Aim of the exercise: Quote all entries in full, exactly.

Begin Task material

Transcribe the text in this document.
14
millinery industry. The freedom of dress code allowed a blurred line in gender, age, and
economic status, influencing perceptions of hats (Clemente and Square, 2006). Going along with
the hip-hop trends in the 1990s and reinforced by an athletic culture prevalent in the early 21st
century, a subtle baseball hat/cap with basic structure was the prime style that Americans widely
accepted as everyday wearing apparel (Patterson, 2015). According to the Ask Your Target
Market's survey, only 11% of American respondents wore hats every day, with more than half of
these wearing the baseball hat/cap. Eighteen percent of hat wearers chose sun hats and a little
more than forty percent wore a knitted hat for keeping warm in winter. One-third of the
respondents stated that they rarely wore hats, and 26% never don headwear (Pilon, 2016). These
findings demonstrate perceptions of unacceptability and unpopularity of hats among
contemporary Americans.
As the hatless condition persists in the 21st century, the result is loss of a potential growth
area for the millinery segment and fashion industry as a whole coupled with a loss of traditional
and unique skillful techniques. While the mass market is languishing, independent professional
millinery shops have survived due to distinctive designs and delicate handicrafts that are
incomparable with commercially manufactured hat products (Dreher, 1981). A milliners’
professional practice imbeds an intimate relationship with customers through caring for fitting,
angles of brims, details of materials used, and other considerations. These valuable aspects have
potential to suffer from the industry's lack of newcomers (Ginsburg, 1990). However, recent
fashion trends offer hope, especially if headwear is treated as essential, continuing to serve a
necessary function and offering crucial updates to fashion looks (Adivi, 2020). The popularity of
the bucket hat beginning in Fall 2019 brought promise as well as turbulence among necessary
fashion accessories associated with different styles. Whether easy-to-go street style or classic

End Task material

Exercise result:
Transcribe the text in this document.
14
millinery industry. The freedom of dress code allowed a blurred line in gender, age, and
economic status, influencing perceptions of hats (Clemente and Square, 2006). Going along with
the hip-hop trends in the 1990s and reinforced by an athletic culture prevalent in the early 21st
century, a subtle baseball hat/cap with basic structure was the prime style that Americans widely
accepted as everyday wearing apparel (Patterson, 2015). According to the Ask Your Target
Market's survey, only 11% of American respondents wore hats every day, with more than half of
these wearing the baseball hat/cap. Eighteen percent of hat wearers chose sun hats and a little
more than forty percent wore a knitted hat for keeping warm in winter. One-third of the
respondents stated that they rarely wore hats, and 26% never don headwear (Pilon, 2016). These
findings demonstrate perceptions of unacceptability and unpopularity of hats among
contemporary Americans.
As the hatless condition persists in the 21st century, the result is loss of a potential growth
area for the millinery segment and fashion industry as a whole coupled with a loss of traditional
and unique skillful techniques. While the mass market is languishing, independent professional
millinery shops have survived due to distinctive designs and delicate handicrafts that are
incomparable with commercially manufactured hat products (Dreher, 1981). A milliners’
professional practice imbeds an intimate relationship with customers through caring for fitting,
angles of brims, details of materials used, and other considerations. These valuable aspects have
potential to suffer from the industry's lack of newcomers (Ginsburg, 1990). However, recent
fashion trends offer hope, especially if headwear is treated as essential, continuing to serve a
necessary function and offering crucial updates to fashion looks (Adivi, 2020). The popularity of
the bucket hat beginning in Fall 2019 brought promise as well as turbulence among necessary
fashion accessories associated with different styles. Whether easy-to-go street style or classic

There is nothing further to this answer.